WHAT YOU SHOULD DO:
Work through the records below and tally every line containing "JSON". Reply with the total alone.

MATERIAL SHOWN:
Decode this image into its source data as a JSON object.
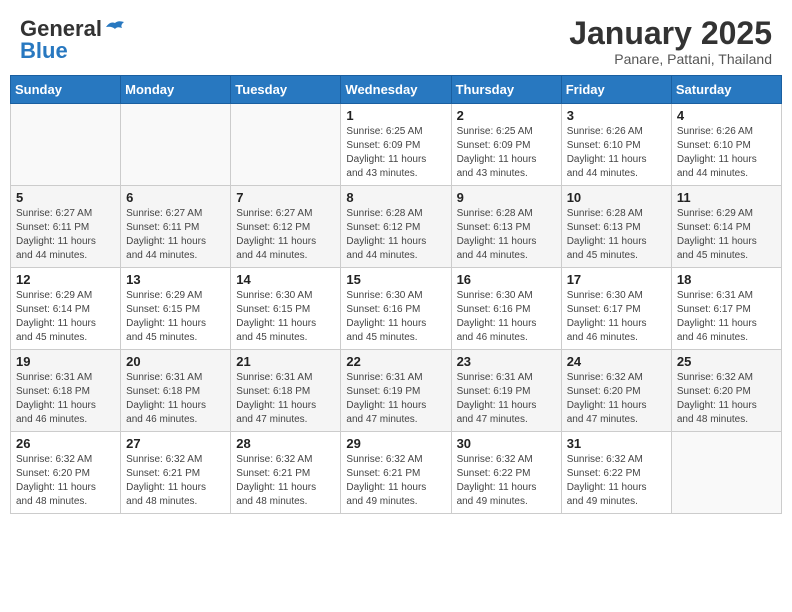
{
  "header": {
    "logo_general": "General",
    "logo_blue": "Blue",
    "title": "January 2025",
    "subtitle": "Panare, Pattani, Thailand"
  },
  "days_of_week": [
    "Sunday",
    "Monday",
    "Tuesday",
    "Wednesday",
    "Thursday",
    "Friday",
    "Saturday"
  ],
  "weeks": [
    [
      {
        "day": "",
        "info": ""
      },
      {
        "day": "",
        "info": ""
      },
      {
        "day": "",
        "info": ""
      },
      {
        "day": "1",
        "sunrise": "Sunrise: 6:25 AM",
        "sunset": "Sunset: 6:09 PM",
        "daylight": "Daylight: 11 hours and 43 minutes."
      },
      {
        "day": "2",
        "sunrise": "Sunrise: 6:25 AM",
        "sunset": "Sunset: 6:09 PM",
        "daylight": "Daylight: 11 hours and 43 minutes."
      },
      {
        "day": "3",
        "sunrise": "Sunrise: 6:26 AM",
        "sunset": "Sunset: 6:10 PM",
        "daylight": "Daylight: 11 hours and 44 minutes."
      },
      {
        "day": "4",
        "sunrise": "Sunrise: 6:26 AM",
        "sunset": "Sunset: 6:10 PM",
        "daylight": "Daylight: 11 hours and 44 minutes."
      }
    ],
    [
      {
        "day": "5",
        "sunrise": "Sunrise: 6:27 AM",
        "sunset": "Sunset: 6:11 PM",
        "daylight": "Daylight: 11 hours and 44 minutes."
      },
      {
        "day": "6",
        "sunrise": "Sunrise: 6:27 AM",
        "sunset": "Sunset: 6:11 PM",
        "daylight": "Daylight: 11 hours and 44 minutes."
      },
      {
        "day": "7",
        "sunrise": "Sunrise: 6:27 AM",
        "sunset": "Sunset: 6:12 PM",
        "daylight": "Daylight: 11 hours and 44 minutes."
      },
      {
        "day": "8",
        "sunrise": "Sunrise: 6:28 AM",
        "sunset": "Sunset: 6:12 PM",
        "daylight": "Daylight: 11 hours and 44 minutes."
      },
      {
        "day": "9",
        "sunrise": "Sunrise: 6:28 AM",
        "sunset": "Sunset: 6:13 PM",
        "daylight": "Daylight: 11 hours and 44 minutes."
      },
      {
        "day": "10",
        "sunrise": "Sunrise: 6:28 AM",
        "sunset": "Sunset: 6:13 PM",
        "daylight": "Daylight: 11 hours and 45 minutes."
      },
      {
        "day": "11",
        "sunrise": "Sunrise: 6:29 AM",
        "sunset": "Sunset: 6:14 PM",
        "daylight": "Daylight: 11 hours and 45 minutes."
      }
    ],
    [
      {
        "day": "12",
        "sunrise": "Sunrise: 6:29 AM",
        "sunset": "Sunset: 6:14 PM",
        "daylight": "Daylight: 11 hours and 45 minutes."
      },
      {
        "day": "13",
        "sunrise": "Sunrise: 6:29 AM",
        "sunset": "Sunset: 6:15 PM",
        "daylight": "Daylight: 11 hours and 45 minutes."
      },
      {
        "day": "14",
        "sunrise": "Sunrise: 6:30 AM",
        "sunset": "Sunset: 6:15 PM",
        "daylight": "Daylight: 11 hours and 45 minutes."
      },
      {
        "day": "15",
        "sunrise": "Sunrise: 6:30 AM",
        "sunset": "Sunset: 6:16 PM",
        "daylight": "Daylight: 11 hours and 45 minutes."
      },
      {
        "day": "16",
        "sunrise": "Sunrise: 6:30 AM",
        "sunset": "Sunset: 6:16 PM",
        "daylight": "Daylight: 11 hours and 46 minutes."
      },
      {
        "day": "17",
        "sunrise": "Sunrise: 6:30 AM",
        "sunset": "Sunset: 6:17 PM",
        "daylight": "Daylight: 11 hours and 46 minutes."
      },
      {
        "day": "18",
        "sunrise": "Sunrise: 6:31 AM",
        "sunset": "Sunset: 6:17 PM",
        "daylight": "Daylight: 11 hours and 46 minutes."
      }
    ],
    [
      {
        "day": "19",
        "sunrise": "Sunrise: 6:31 AM",
        "sunset": "Sunset: 6:18 PM",
        "daylight": "Daylight: 11 hours and 46 minutes."
      },
      {
        "day": "20",
        "sunrise": "Sunrise: 6:31 AM",
        "sunset": "Sunset: 6:18 PM",
        "daylight": "Daylight: 11 hours and 46 minutes."
      },
      {
        "day": "21",
        "sunrise": "Sunrise: 6:31 AM",
        "sunset": "Sunset: 6:18 PM",
        "daylight": "Daylight: 11 hours and 47 minutes."
      },
      {
        "day": "22",
        "sunrise": "Sunrise: 6:31 AM",
        "sunset": "Sunset: 6:19 PM",
        "daylight": "Daylight: 11 hours and 47 minutes."
      },
      {
        "day": "23",
        "sunrise": "Sunrise: 6:31 AM",
        "sunset": "Sunset: 6:19 PM",
        "daylight": "Daylight: 11 hours and 47 minutes."
      },
      {
        "day": "24",
        "sunrise": "Sunrise: 6:32 AM",
        "sunset": "Sunset: 6:20 PM",
        "daylight": "Daylight: 11 hours and 47 minutes."
      },
      {
        "day": "25",
        "sunrise": "Sunrise: 6:32 AM",
        "sunset": "Sunset: 6:20 PM",
        "daylight": "Daylight: 11 hours and 48 minutes."
      }
    ],
    [
      {
        "day": "26",
        "sunrise": "Sunrise: 6:32 AM",
        "sunset": "Sunset: 6:20 PM",
        "daylight": "Daylight: 11 hours and 48 minutes."
      },
      {
        "day": "27",
        "sunrise": "Sunrise: 6:32 AM",
        "sunset": "Sunset: 6:21 PM",
        "daylight": "Daylight: 11 hours and 48 minutes."
      },
      {
        "day": "28",
        "sunrise": "Sunrise: 6:32 AM",
        "sunset": "Sunset: 6:21 PM",
        "daylight": "Daylight: 11 hours and 48 minutes."
      },
      {
        "day": "29",
        "sunrise": "Sunrise: 6:32 AM",
        "sunset": "Sunset: 6:21 PM",
        "daylight": "Daylight: 11 hours and 49 minutes."
      },
      {
        "day": "30",
        "sunrise": "Sunrise: 6:32 AM",
        "sunset": "Sunset: 6:22 PM",
        "daylight": "Daylight: 11 hours and 49 minutes."
      },
      {
        "day": "31",
        "sunrise": "Sunrise: 6:32 AM",
        "sunset": "Sunset: 6:22 PM",
        "daylight": "Daylight: 11 hours and 49 minutes."
      },
      {
        "day": "",
        "info": ""
      }
    ]
  ]
}
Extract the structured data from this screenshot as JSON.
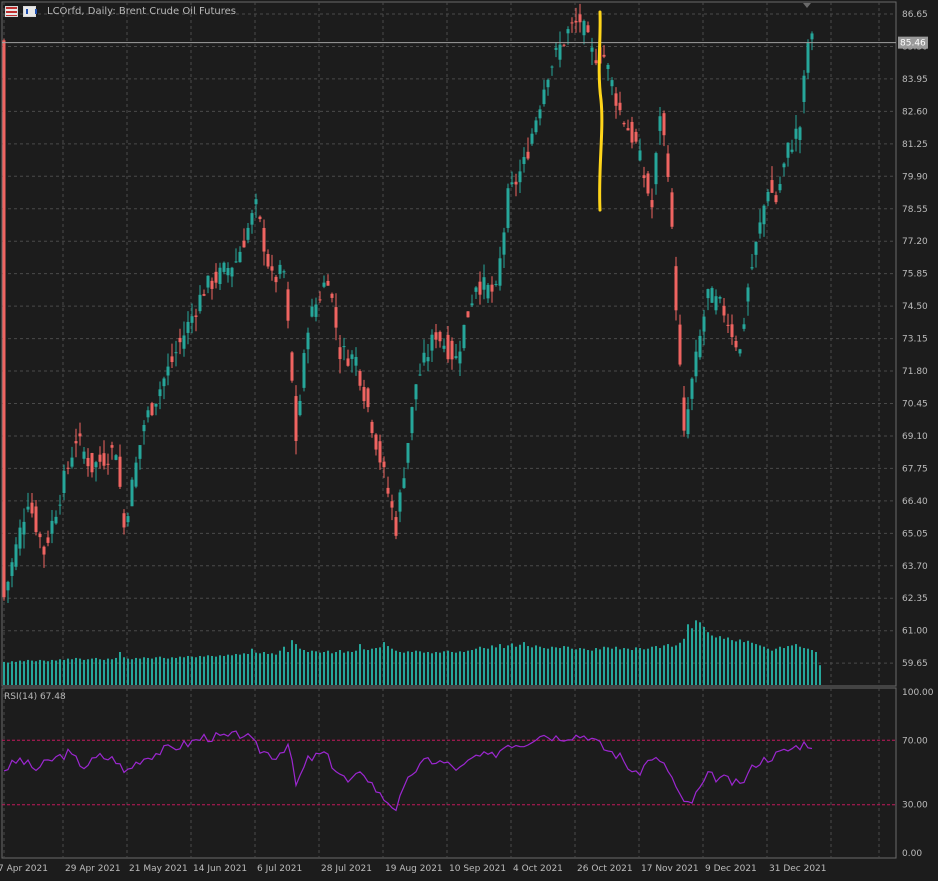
{
  "header": {
    "title": "LCOrfd, Daily:  Brent Crude Oil Futures",
    "indicator_label": "RSI(14) 67.48",
    "last_price_label": "85.46"
  },
  "colors": {
    "background": "#1c1c1c",
    "grid": "#4a4a4a",
    "bull": "#26a69a",
    "bear": "#ef6461",
    "volume": "#26a69a",
    "rsi_line": "#9c27d0",
    "rsi_levels": "#c2185b",
    "annotation": "#ffd51a",
    "axis_text": "#bcbcbc"
  },
  "chart_data": [
    {
      "type": "line",
      "subtype": "candlestick",
      "price_ticks": [
        "86.65",
        "85.30",
        "83.95",
        "82.60",
        "81.25",
        "79.90",
        "78.55",
        "77.20",
        "75.85",
        "74.50",
        "73.15",
        "71.80",
        "70.45",
        "69.10",
        "67.75",
        "66.40",
        "65.05",
        "63.70",
        "62.35",
        "61.00",
        "59.65"
      ],
      "ylim": [
        58.7,
        87.15
      ],
      "last_price": 85.46,
      "x_tick_labels": [
        "7 Apr 2021",
        "29 Apr 2021",
        "21 May 2021",
        "14 Jun 2021",
        "6 Jul 2021",
        "28 Jul 2021",
        "19 Aug 2021",
        "10 Sep 2021",
        "4 Oct 2021",
        "26 Oct 2021",
        "17 Nov 2021",
        "9 Dec 2021",
        "31 Dec 2021"
      ],
      "anchors": [
        [
          0,
          62.4
        ],
        [
          6,
          66.5
        ],
        [
          10,
          64.3
        ],
        [
          18,
          69.0
        ],
        [
          22,
          67.8
        ],
        [
          28,
          68.6
        ],
        [
          30,
          65.3
        ],
        [
          35,
          69.6
        ],
        [
          50,
          75.2
        ],
        [
          58,
          76.4
        ],
        [
          63,
          78.6
        ],
        [
          67,
          75.6
        ],
        [
          70,
          75.9
        ],
        [
          73,
          69.0
        ],
        [
          76,
          73.8
        ],
        [
          81,
          75.8
        ],
        [
          84,
          72.6
        ],
        [
          88,
          72.3
        ],
        [
          92,
          69.6
        ],
        [
          98,
          65.3
        ],
        [
          103,
          71.3
        ],
        [
          108,
          73.4
        ],
        [
          113,
          72.3
        ],
        [
          118,
          75.5
        ],
        [
          123,
          75.0
        ],
        [
          126,
          79.0
        ],
        [
          130,
          80.4
        ],
        [
          136,
          84.3
        ],
        [
          141,
          85.9
        ],
        [
          144,
          86.4
        ],
        [
          147,
          85.0
        ],
        [
          150,
          84.9
        ],
        [
          154,
          82.6
        ],
        [
          158,
          81.2
        ],
        [
          162,
          78.6
        ],
        [
          164,
          82.6
        ],
        [
          166,
          80.3
        ],
        [
          170,
          69.0
        ],
        [
          172,
          71.3
        ],
        [
          176,
          75.0
        ],
        [
          180,
          74.3
        ],
        [
          184,
          72.6
        ],
        [
          186,
          75.3
        ],
        [
          191,
          79.5
        ],
        [
          193,
          78.9
        ],
        [
          196,
          81.0
        ],
        [
          199,
          82.0
        ],
        [
          201,
          85.5
        ]
      ],
      "volume": [
        0.35,
        0.34,
        0.36,
        0.35,
        0.37,
        0.36,
        0.38,
        0.37,
        0.36,
        0.38,
        0.37,
        0.36,
        0.38,
        0.37,
        0.39,
        0.38,
        0.4,
        0.39,
        0.41,
        0.4,
        0.38,
        0.39,
        0.4,
        0.41,
        0.39,
        0.38,
        0.4,
        0.39,
        0.41,
        0.5,
        0.42,
        0.4,
        0.39,
        0.41,
        0.4,
        0.42,
        0.41,
        0.4,
        0.42,
        0.43,
        0.41,
        0.4,
        0.42,
        0.41,
        0.43,
        0.42,
        0.44,
        0.43,
        0.42,
        0.44,
        0.43,
        0.45,
        0.44,
        0.43,
        0.45,
        0.44,
        0.46,
        0.45,
        0.47,
        0.46,
        0.48,
        0.47,
        0.55,
        0.49,
        0.48,
        0.5,
        0.47,
        0.48,
        0.46,
        0.52,
        0.58,
        0.5,
        0.68,
        0.62,
        0.55,
        0.53,
        0.5,
        0.52,
        0.51,
        0.49,
        0.5,
        0.52,
        0.48,
        0.5,
        0.53,
        0.49,
        0.51,
        0.5,
        0.52,
        0.62,
        0.54,
        0.53,
        0.55,
        0.56,
        0.57,
        0.65,
        0.59,
        0.55,
        0.52,
        0.5,
        0.49,
        0.51,
        0.5,
        0.52,
        0.51,
        0.49,
        0.5,
        0.48,
        0.5,
        0.49,
        0.51,
        0.52,
        0.5,
        0.49,
        0.51,
        0.5,
        0.52,
        0.53,
        0.55,
        0.58,
        0.56,
        0.55,
        0.6,
        0.57,
        0.62,
        0.56,
        0.6,
        0.63,
        0.58,
        0.61,
        0.65,
        0.59,
        0.57,
        0.6,
        0.58,
        0.56,
        0.55,
        0.58,
        0.57,
        0.56,
        0.59,
        0.58,
        0.55,
        0.54,
        0.56,
        0.55,
        0.53,
        0.52,
        0.56,
        0.54,
        0.58,
        0.57,
        0.55,
        0.58,
        0.54,
        0.56,
        0.55,
        0.53,
        0.57,
        0.56,
        0.54,
        0.55,
        0.58,
        0.59,
        0.56,
        0.6,
        0.62,
        0.58,
        0.6,
        0.64,
        0.7,
        0.92,
        0.86,
        0.98,
        0.95,
        0.88,
        0.8,
        0.75,
        0.72,
        0.74,
        0.7,
        0.72,
        0.68,
        0.66,
        0.69,
        0.65,
        0.67,
        0.64,
        0.62,
        0.6,
        0.58,
        0.55,
        0.52,
        0.55,
        0.58,
        0.56,
        0.59,
        0.6,
        0.62,
        0.58,
        0.56,
        0.55,
        0.53,
        0.5,
        0.3
      ],
      "annotation": {
        "color_name": "yellow",
        "type": "vertical-stroke"
      }
    },
    {
      "type": "line",
      "name": "RSI(14)",
      "last_value": 67.48,
      "ticks": [
        "100.00",
        "70.00",
        "30.00",
        "0.00"
      ],
      "levels": [
        70,
        30
      ],
      "ylim": [
        0,
        100
      ],
      "anchors": [
        [
          0,
          52
        ],
        [
          4,
          58
        ],
        [
          8,
          52
        ],
        [
          12,
          58
        ],
        [
          16,
          62
        ],
        [
          20,
          54
        ],
        [
          24,
          60
        ],
        [
          28,
          58
        ],
        [
          30,
          50
        ],
        [
          34,
          58
        ],
        [
          40,
          64
        ],
        [
          46,
          68
        ],
        [
          50,
          72
        ],
        [
          56,
          72
        ],
        [
          60,
          74
        ],
        [
          64,
          64
        ],
        [
          68,
          60
        ],
        [
          71,
          68
        ],
        [
          73,
          42
        ],
        [
          76,
          58
        ],
        [
          80,
          62
        ],
        [
          83,
          52
        ],
        [
          86,
          44
        ],
        [
          90,
          50
        ],
        [
          94,
          36
        ],
        [
          98,
          28
        ],
        [
          102,
          50
        ],
        [
          106,
          58
        ],
        [
          110,
          56
        ],
        [
          114,
          52
        ],
        [
          118,
          60
        ],
        [
          122,
          60
        ],
        [
          126,
          68
        ],
        [
          130,
          68
        ],
        [
          134,
          74
        ],
        [
          138,
          72
        ],
        [
          142,
          73
        ],
        [
          146,
          73
        ],
        [
          150,
          65
        ],
        [
          154,
          60
        ],
        [
          158,
          48
        ],
        [
          162,
          60
        ],
        [
          166,
          52
        ],
        [
          170,
          30
        ],
        [
          172,
          32
        ],
        [
          176,
          48
        ],
        [
          180,
          46
        ],
        [
          184,
          42
        ],
        [
          188,
          56
        ],
        [
          192,
          60
        ],
        [
          196,
          64
        ],
        [
          200,
          68
        ],
        [
          202,
          67.5
        ]
      ]
    }
  ]
}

PROBLEM SOLUTION:
2